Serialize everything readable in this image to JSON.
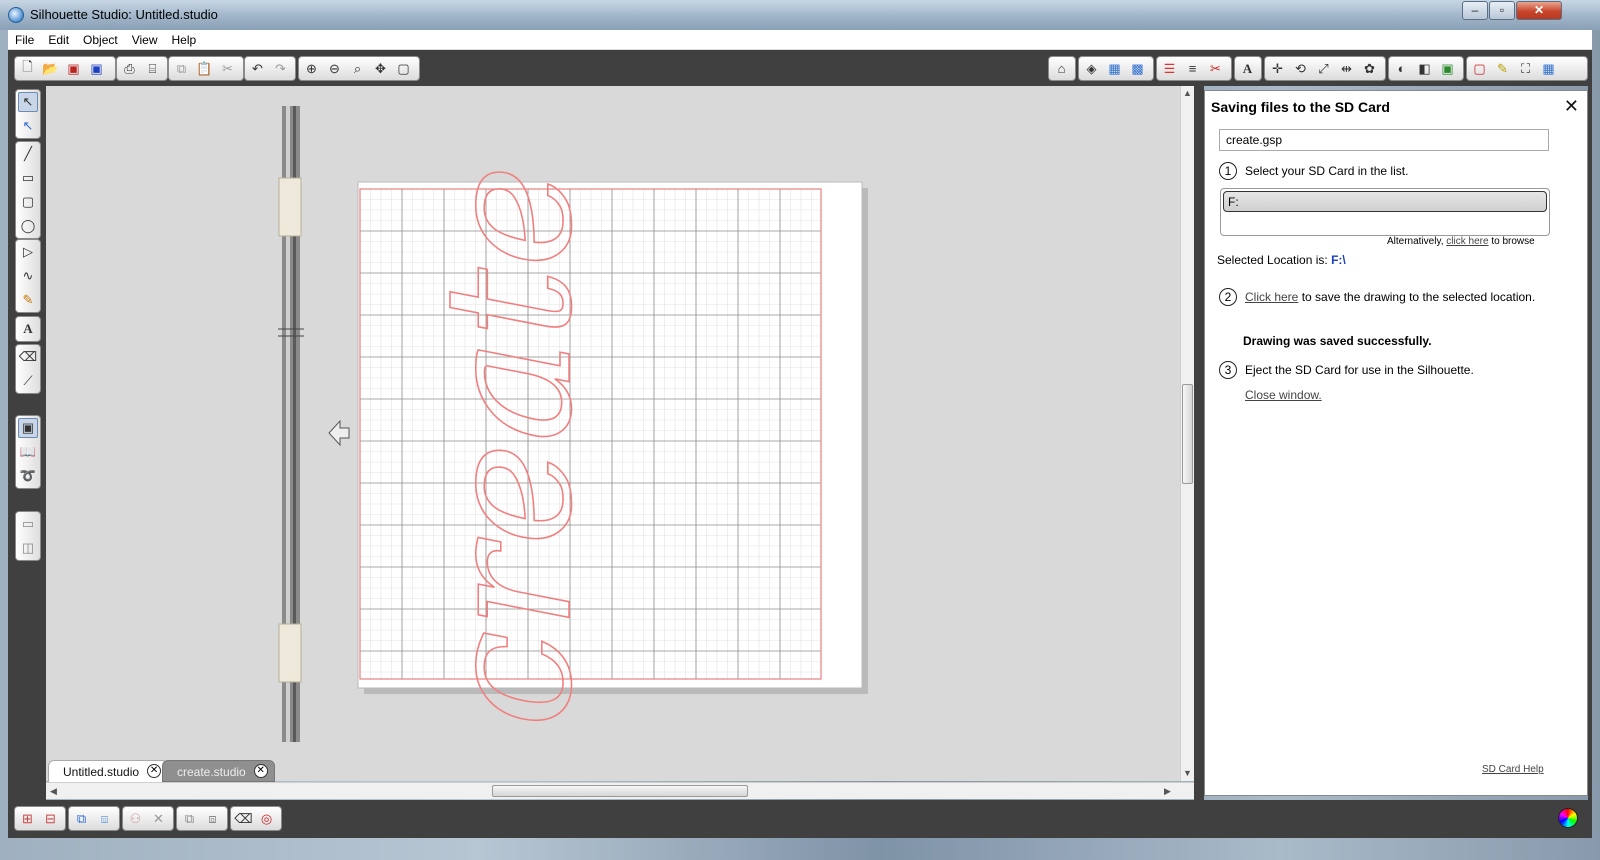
{
  "window": {
    "title": "Silhouette Studio: Untitled.studio"
  },
  "menu": [
    "File",
    "Edit",
    "Object",
    "View",
    "Help"
  ],
  "tabs": [
    {
      "label": "Untitled.studio",
      "active": true
    },
    {
      "label": "create.studio",
      "active": false
    }
  ],
  "design": {
    "text": "create",
    "color": "#f08080"
  },
  "panel": {
    "title": "Saving files to the SD Card",
    "filename": "create.gsp",
    "step1_num": "1",
    "step1_text": "Select your SD Card in the list.",
    "drive": "F:",
    "alt_prefix": "Alternatively,",
    "alt_link": "click here",
    "alt_suffix": "to browse",
    "location_label": "Selected Location is:",
    "location_value": "F:\\",
    "step2_num": "2",
    "step2_link": "Click here",
    "step2_text": "to save the drawing to the selected location.",
    "success": "Drawing was saved successfully.",
    "step3_num": "3",
    "step3_text": "Eject the SD Card for use in the Silhouette.",
    "close_link": "Close window.",
    "help_link": "SD Card Help"
  },
  "icons": {
    "top": [
      "new-document-icon",
      "open-folder-icon",
      "save-icon",
      "save-to-sd-icon",
      "print-icon",
      "cut-settings-icon",
      "copy-icon",
      "paste-icon",
      "scissors-icon",
      "undo-icon",
      "redo-icon",
      "zoom-in-icon",
      "zoom-out-icon",
      "zoom-select-icon",
      "pan-icon",
      "fit-page-icon"
    ],
    "accent": "#1a3fc2"
  }
}
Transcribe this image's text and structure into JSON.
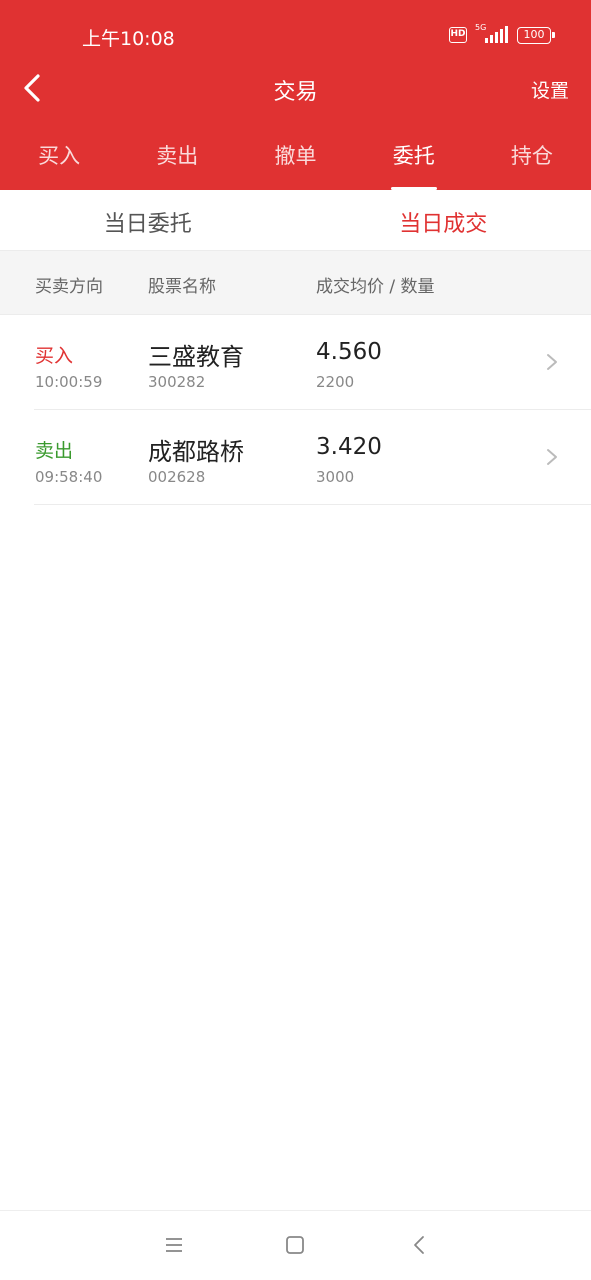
{
  "status_bar": {
    "time": "上午10:08",
    "hd_label": "HD",
    "network_label": "5G",
    "battery_level": "100"
  },
  "nav": {
    "title": "交易",
    "settings_label": "设置",
    "back_icon": "chevron-left-icon"
  },
  "main_tabs": [
    {
      "label": "买入",
      "active": false
    },
    {
      "label": "卖出",
      "active": false
    },
    {
      "label": "撤单",
      "active": false
    },
    {
      "label": "委托",
      "active": true
    },
    {
      "label": "持仓",
      "active": false
    }
  ],
  "sub_tabs": [
    {
      "label": "当日委托",
      "active": false
    },
    {
      "label": "当日成交",
      "active": true
    }
  ],
  "columns": {
    "direction": "买卖方向",
    "stock_name": "股票名称",
    "price_qty": "成交均价 / 数量"
  },
  "trades": [
    {
      "direction": "买入",
      "type": "buy",
      "time": "10:00:59",
      "name": "三盛教育",
      "code": "300282",
      "price": "4.560",
      "quantity": "2200"
    },
    {
      "direction": "卖出",
      "type": "sell",
      "time": "09:58:40",
      "name": "成都路桥",
      "code": "002628",
      "price": "3.420",
      "quantity": "3000"
    }
  ],
  "colors": {
    "brand_red": "#e03232",
    "sell_green": "#3a9a2e"
  },
  "system_nav": [
    "menu-icon",
    "home-icon",
    "back-icon"
  ]
}
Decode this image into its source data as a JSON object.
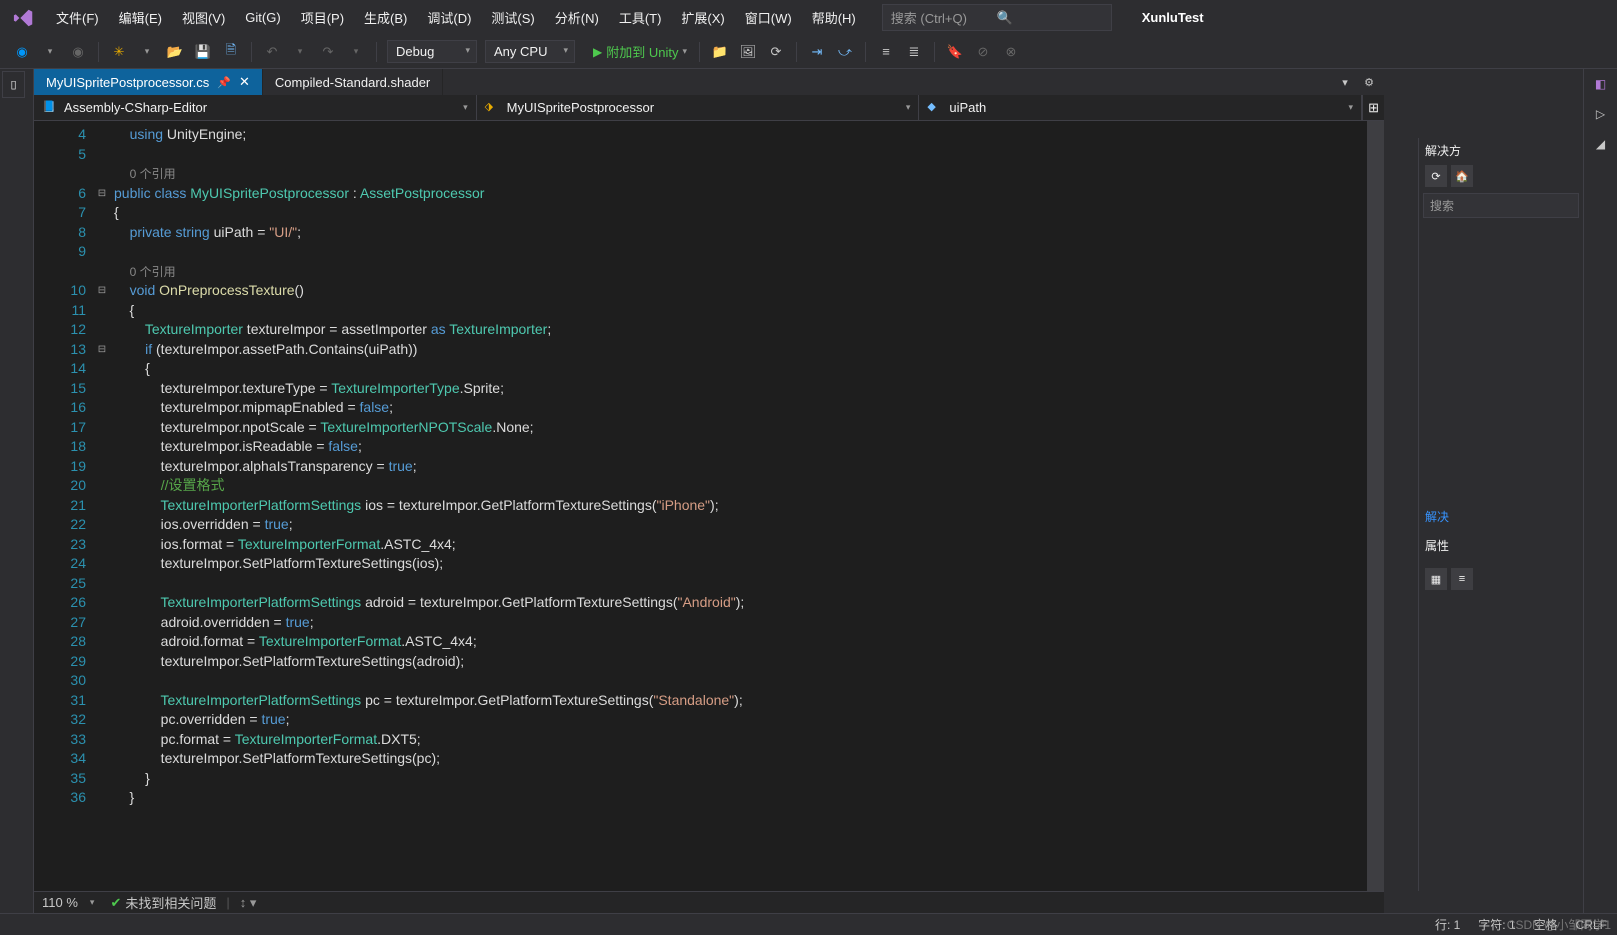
{
  "menu": {
    "file": "文件(F)",
    "edit": "编辑(E)",
    "view": "视图(V)",
    "git": "Git(G)",
    "project": "项目(P)",
    "build": "生成(B)",
    "debug": "调试(D)",
    "test": "测试(S)",
    "analyze": "分析(N)",
    "tools": "工具(T)",
    "extensions": "扩展(X)",
    "window": "窗口(W)",
    "help": "帮助(H)"
  },
  "search_placeholder": "搜索 (Ctrl+Q)",
  "project_name": "XunluTest",
  "toolbar": {
    "config": "Debug",
    "platform": "Any CPU",
    "attach": "附加到 Unity"
  },
  "tabs": [
    {
      "label": "MyUISpritePostprocessor.cs",
      "active": true
    },
    {
      "label": "Compiled-Standard.shader",
      "active": false
    }
  ],
  "nav": {
    "scope": "Assembly-CSharp-Editor",
    "class": "MyUISpritePostprocessor",
    "member": "uiPath"
  },
  "code_lines": [
    {
      "n": 4,
      "html": "    <span class='k'>using</span> UnityEngine;"
    },
    {
      "n": 5,
      "html": ""
    },
    {
      "n": "",
      "html": "    <span class='ref'>0 个引用</span>"
    },
    {
      "n": 6,
      "html": "<span class='k'>public</span> <span class='k'>class</span> <span class='t'>MyUISpritePostprocessor</span> : <span class='t'>AssetPostprocessor</span>"
    },
    {
      "n": 7,
      "html": "{"
    },
    {
      "n": 8,
      "html": "    <span class='k'>private</span> <span class='k'>string</span> uiPath = <span class='s'>\"UI/\"</span>;"
    },
    {
      "n": 9,
      "html": ""
    },
    {
      "n": "",
      "html": "    <span class='ref'>0 个引用</span>"
    },
    {
      "n": 10,
      "html": "    <span class='k'>void</span> <span class='m'>OnPreprocessTexture</span>()"
    },
    {
      "n": 11,
      "html": "    {"
    },
    {
      "n": 12,
      "html": "        <span class='t'>TextureImporter</span> textureImpor = assetImporter <span class='k'>as</span> <span class='t'>TextureImporter</span>;"
    },
    {
      "n": 13,
      "html": "        <span class='k'>if</span> (textureImpor.assetPath.Contains(uiPath))"
    },
    {
      "n": 14,
      "html": "        {"
    },
    {
      "n": 15,
      "html": "            textureImpor.textureType = <span class='t'>TextureImporterType</span>.Sprite;"
    },
    {
      "n": 16,
      "html": "            textureImpor.mipmapEnabled = <span class='k'>false</span>;"
    },
    {
      "n": 17,
      "html": "            textureImpor.npotScale = <span class='t'>TextureImporterNPOTScale</span>.None;"
    },
    {
      "n": 18,
      "html": "            textureImpor.isReadable = <span class='k'>false</span>;"
    },
    {
      "n": 19,
      "html": "            textureImpor.alphaIsTransparency = <span class='k'>true</span>;"
    },
    {
      "n": 20,
      "html": "            <span class='c'>//设置格式</span>"
    },
    {
      "n": 21,
      "html": "            <span class='t'>TextureImporterPlatformSettings</span> ios = textureImpor.GetPlatformTextureSettings(<span class='s'>\"iPhone\"</span>);"
    },
    {
      "n": 22,
      "html": "            ios.overridden = <span class='k'>true</span>;"
    },
    {
      "n": 23,
      "html": "            ios.format = <span class='t'>TextureImporterFormat</span>.ASTC_4x4;"
    },
    {
      "n": 24,
      "html": "            textureImpor.SetPlatformTextureSettings(ios);"
    },
    {
      "n": 25,
      "html": ""
    },
    {
      "n": 26,
      "html": "            <span class='t'>TextureImporterPlatformSettings</span> adroid = textureImpor.GetPlatformTextureSettings(<span class='s'>\"Android\"</span>);"
    },
    {
      "n": 27,
      "html": "            adroid.overridden = <span class='k'>true</span>;"
    },
    {
      "n": 28,
      "html": "            adroid.format = <span class='t'>TextureImporterFormat</span>.ASTC_4x4;"
    },
    {
      "n": 29,
      "html": "            textureImpor.SetPlatformTextureSettings(adroid);"
    },
    {
      "n": 30,
      "html": ""
    },
    {
      "n": 31,
      "html": "            <span class='t'>TextureImporterPlatformSettings</span> pc = textureImpor.GetPlatformTextureSettings(<span class='s'>\"Standalone\"</span>);"
    },
    {
      "n": 32,
      "html": "            pc.overridden = <span class='k'>true</span>;"
    },
    {
      "n": 33,
      "html": "            pc.format = <span class='t'>TextureImporterFormat</span>.DXT5;"
    },
    {
      "n": 34,
      "html": "            textureImpor.SetPlatformTextureSettings(pc);"
    },
    {
      "n": 35,
      "html": "        }"
    },
    {
      "n": 36,
      "html": "    }"
    }
  ],
  "fold_marks": {
    "6": "⊟",
    "10": "⊟",
    "13": "⊟"
  },
  "zoom": "110 %",
  "issues": "未找到相关问题",
  "status": {
    "line": "行: 1",
    "col": "字符: 1",
    "ins": "空格",
    "eol": "CRLF"
  },
  "right": {
    "solution": "解决方",
    "search": "搜索",
    "link": "解决",
    "props": "属性"
  },
  "watermark": "CSDN @小邹同学1"
}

━━━

▶ **Stated goal**
Copy out every line with the word "Untitled".

▶ **Answer to the exercise**
    "title": "Silhouette Studio: Untitled.studio"
      "label": "Untitled.studio",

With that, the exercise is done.